→ **ИСХОДНЫЙ ТЕКСТ**:
━━━━━━━━━━

Клемансо немедленно примчался в Живерни. Поднявшись по лесенке, он вошел в комнату умирающего. Он больше не шутил. Сказал другу несколько простых и теплых слов. Моне его узнал и попытался улыбнуться.
Вечером Клемансо — убитый горем, вмиг постаревший — вернулся в Париж.
Утром в воскресенье 5 декабря он снова отправился в Живерни.
«Пока он ехал в машине, опустив все стекла, без конца торопил Брабана, своего шофера: „Скорее! Да скорее же!“ Этот ни на кого не похожий старик спешил в последний раз обнять навсегда уходящего друга. Он успел вовремя, и Клод Моне умер у него на руках»[252].
«Так и было, — рассказывал Клемансо Тиебо-Сиссону. — Я видел, что дышать ему становится все труднее, взял его за руку и спросил: „Больно?“ — „Нет“, — ответил он едва слышно. Через несколько минут он издал слабый хрип. И все было кончено».
«Так и было, — подтверждает его рассказ Мишель Моне. — Кончина отца была тихой. Он не сознавал, что умирает, и это большое утешение для всех нас…»

━━━━━━━━━━

Сохранённые записи набора данных
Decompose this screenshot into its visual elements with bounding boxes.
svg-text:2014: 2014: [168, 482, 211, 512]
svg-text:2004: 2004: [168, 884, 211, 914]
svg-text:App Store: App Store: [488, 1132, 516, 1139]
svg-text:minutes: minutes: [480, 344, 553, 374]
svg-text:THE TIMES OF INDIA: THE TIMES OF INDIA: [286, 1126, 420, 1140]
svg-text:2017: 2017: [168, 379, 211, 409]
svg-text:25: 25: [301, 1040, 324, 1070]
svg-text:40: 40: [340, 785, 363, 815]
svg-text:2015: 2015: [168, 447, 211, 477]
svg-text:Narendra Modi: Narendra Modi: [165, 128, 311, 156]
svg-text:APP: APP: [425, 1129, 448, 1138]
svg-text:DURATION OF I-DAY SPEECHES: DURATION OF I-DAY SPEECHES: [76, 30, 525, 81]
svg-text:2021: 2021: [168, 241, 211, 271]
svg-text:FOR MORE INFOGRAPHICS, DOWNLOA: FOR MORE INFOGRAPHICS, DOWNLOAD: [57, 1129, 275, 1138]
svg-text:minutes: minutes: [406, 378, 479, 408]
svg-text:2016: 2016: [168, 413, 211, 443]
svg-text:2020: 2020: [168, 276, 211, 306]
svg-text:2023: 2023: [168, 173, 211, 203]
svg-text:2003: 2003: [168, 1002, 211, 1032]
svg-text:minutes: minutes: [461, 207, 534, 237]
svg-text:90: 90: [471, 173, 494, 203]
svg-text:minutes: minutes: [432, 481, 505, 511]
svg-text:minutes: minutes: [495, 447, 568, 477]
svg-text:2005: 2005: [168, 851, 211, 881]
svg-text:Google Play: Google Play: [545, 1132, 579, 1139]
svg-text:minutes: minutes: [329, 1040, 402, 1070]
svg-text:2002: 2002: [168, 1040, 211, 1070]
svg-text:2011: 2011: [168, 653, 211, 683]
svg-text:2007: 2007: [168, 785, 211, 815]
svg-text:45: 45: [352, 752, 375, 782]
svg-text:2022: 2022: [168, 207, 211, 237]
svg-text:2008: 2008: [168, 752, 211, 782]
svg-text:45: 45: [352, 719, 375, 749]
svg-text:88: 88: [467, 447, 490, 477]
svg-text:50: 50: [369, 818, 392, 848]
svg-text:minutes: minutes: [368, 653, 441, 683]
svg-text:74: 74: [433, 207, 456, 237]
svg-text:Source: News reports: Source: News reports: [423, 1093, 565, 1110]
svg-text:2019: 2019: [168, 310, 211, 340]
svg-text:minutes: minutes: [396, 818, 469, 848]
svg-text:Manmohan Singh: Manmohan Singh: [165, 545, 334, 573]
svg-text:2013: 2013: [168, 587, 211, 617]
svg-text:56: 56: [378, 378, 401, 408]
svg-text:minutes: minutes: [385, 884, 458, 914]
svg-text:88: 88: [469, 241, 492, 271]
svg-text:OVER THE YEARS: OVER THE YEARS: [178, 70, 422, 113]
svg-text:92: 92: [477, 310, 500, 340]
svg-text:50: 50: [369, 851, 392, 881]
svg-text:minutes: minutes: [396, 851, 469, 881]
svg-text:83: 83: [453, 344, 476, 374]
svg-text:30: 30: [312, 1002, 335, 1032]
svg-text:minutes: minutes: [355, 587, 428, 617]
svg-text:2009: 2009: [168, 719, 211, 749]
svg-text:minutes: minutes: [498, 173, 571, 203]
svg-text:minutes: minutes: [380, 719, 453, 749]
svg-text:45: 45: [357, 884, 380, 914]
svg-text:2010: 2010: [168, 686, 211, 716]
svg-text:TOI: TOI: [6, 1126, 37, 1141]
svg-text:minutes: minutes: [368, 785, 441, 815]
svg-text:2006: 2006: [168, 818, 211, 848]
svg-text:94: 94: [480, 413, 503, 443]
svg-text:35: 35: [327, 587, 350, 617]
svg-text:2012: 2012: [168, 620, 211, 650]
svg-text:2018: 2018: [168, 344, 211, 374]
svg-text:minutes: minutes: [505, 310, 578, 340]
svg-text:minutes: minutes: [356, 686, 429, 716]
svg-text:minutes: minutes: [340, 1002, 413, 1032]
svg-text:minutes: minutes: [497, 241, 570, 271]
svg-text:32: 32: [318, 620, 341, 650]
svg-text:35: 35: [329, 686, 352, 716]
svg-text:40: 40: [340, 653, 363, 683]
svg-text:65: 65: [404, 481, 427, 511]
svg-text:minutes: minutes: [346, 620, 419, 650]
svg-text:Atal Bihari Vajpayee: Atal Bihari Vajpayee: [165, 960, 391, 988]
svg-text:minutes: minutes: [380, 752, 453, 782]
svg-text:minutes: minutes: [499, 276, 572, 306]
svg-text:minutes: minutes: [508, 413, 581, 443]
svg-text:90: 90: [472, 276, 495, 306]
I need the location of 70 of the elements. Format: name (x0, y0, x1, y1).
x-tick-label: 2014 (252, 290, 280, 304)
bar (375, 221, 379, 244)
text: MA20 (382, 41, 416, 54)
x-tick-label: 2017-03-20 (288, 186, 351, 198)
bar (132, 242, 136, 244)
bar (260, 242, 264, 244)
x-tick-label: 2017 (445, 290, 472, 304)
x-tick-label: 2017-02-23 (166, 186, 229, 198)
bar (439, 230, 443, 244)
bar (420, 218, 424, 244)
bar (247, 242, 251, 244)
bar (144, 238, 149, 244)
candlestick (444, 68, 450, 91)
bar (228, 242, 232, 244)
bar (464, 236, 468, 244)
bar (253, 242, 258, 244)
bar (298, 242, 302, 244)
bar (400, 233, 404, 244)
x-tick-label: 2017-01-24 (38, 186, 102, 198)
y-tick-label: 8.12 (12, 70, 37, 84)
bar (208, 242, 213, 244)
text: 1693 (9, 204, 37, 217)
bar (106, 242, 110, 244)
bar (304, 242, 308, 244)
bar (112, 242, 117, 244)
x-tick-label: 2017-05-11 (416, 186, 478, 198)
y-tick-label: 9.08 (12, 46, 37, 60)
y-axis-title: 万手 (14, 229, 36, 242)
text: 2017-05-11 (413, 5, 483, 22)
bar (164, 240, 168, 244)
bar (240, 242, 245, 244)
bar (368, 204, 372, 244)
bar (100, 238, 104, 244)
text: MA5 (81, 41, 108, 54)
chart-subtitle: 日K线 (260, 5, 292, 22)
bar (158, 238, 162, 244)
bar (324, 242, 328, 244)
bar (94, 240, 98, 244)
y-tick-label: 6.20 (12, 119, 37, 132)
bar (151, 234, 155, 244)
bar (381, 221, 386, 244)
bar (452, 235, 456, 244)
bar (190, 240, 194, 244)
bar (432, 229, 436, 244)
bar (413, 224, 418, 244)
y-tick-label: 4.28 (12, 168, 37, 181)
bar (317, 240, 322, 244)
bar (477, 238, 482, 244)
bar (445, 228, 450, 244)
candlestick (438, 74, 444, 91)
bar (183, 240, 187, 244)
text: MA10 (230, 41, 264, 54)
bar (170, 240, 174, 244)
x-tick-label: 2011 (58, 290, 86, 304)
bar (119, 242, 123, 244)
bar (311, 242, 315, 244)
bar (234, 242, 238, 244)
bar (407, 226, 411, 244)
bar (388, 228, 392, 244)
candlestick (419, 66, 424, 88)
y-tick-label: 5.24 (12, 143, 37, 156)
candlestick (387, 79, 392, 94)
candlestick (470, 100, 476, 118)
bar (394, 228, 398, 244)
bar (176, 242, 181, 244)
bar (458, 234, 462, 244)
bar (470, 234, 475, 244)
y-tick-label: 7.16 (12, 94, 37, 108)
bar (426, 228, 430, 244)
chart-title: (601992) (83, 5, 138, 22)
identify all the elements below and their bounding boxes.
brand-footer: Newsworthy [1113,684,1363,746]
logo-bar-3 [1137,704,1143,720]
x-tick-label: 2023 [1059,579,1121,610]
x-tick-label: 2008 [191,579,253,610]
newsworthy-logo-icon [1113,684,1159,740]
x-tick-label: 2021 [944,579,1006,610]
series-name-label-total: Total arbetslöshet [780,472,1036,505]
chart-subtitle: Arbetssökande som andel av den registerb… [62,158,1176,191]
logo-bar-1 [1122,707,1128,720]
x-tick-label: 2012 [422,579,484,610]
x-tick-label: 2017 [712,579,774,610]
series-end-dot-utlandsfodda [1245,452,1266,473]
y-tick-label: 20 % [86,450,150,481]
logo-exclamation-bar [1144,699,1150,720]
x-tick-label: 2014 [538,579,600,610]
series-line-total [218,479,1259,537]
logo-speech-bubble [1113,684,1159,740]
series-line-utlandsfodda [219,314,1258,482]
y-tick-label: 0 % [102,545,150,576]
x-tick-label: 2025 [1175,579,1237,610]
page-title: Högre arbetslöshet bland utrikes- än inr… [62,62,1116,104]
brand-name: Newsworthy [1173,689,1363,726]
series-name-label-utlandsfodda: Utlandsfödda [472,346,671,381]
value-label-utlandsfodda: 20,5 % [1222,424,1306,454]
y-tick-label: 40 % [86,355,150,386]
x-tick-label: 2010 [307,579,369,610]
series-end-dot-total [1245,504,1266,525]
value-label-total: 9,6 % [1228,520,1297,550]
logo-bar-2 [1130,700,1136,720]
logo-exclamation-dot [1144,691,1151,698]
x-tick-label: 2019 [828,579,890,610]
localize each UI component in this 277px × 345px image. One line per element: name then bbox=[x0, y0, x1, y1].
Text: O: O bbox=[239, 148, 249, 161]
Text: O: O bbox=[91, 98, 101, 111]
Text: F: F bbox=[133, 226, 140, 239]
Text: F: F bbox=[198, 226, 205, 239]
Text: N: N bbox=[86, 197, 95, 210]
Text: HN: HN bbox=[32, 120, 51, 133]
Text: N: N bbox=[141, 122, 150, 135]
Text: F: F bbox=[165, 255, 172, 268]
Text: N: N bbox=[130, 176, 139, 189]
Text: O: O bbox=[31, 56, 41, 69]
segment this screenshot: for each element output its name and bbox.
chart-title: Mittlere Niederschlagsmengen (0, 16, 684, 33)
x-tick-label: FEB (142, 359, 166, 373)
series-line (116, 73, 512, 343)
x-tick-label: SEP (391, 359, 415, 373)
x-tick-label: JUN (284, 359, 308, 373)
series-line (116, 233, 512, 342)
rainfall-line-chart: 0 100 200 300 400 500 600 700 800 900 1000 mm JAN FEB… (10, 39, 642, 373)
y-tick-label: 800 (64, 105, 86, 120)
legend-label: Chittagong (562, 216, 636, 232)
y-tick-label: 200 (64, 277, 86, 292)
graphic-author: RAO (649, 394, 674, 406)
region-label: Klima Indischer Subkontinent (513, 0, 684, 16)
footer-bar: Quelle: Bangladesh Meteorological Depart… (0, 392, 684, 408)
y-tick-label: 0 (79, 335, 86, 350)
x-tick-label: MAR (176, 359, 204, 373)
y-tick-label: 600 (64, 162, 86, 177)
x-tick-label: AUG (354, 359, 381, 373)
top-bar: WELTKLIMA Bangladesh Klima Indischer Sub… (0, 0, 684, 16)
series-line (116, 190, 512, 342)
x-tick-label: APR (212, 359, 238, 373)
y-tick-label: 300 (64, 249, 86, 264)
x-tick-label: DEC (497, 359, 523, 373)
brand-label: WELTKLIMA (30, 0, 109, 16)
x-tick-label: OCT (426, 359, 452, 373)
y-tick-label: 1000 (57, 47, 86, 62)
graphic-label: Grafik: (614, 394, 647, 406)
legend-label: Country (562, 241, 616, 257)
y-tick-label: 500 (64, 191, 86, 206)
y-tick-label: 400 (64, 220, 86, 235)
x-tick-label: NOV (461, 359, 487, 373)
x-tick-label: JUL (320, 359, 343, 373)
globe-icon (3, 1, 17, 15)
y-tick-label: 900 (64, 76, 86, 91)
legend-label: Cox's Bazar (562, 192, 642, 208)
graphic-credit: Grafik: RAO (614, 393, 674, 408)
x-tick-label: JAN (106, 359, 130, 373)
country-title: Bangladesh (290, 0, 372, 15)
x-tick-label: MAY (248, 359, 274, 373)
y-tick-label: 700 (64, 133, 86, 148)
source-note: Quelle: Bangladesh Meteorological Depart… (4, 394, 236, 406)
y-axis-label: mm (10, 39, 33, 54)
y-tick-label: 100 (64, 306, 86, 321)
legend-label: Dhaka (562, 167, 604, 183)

━━━━━━━━━━

→ **ЗАДАНИЕ**:
Можете дословно процитировать весь отрывок о смерти Клода Моне?

→ **РЕЗУЛЬТАТ**:
Клемансо немедленно примчался в Живерни. Поднявшись по лесенке, он вошел в комнату умирающего. Он больше не шутил. Сказал другу несколько простых и теплых слов. Моне его узнал и попытался улыбнуться.
Вечером Клемансо — убитый горем, вмиг постаревший — вернулся в Париж.
Утром в воскресенье 5 декабря он снова отправился в Живерни.
«Пока он ехал в машине, опустив все стекла, без конца торопил Брабана, своего шофера: „Скорее! Да скорее же!“ Этот ни на кого не похожий старик спешил в последний раз обнять навсегда уходящего друга. Он успел вовремя, и Клод Моне умер у него на руках»[252].
«Так и было, — рассказывал Клемансо Тиебо-Сиссону. — Я видел, что дышать ему становится все труднее, взял его за руку и спросил: „Больно?“ — „Нет“, — ответил он едва слышно. Через несколько минут он издал слабый хрип. И все было кончено».
«Так и было, — подтверждает его рассказ Мишель Моне. — Кончина отца была тихой. Он не сознавал, что умирает, и это большое утешение для всех нас…»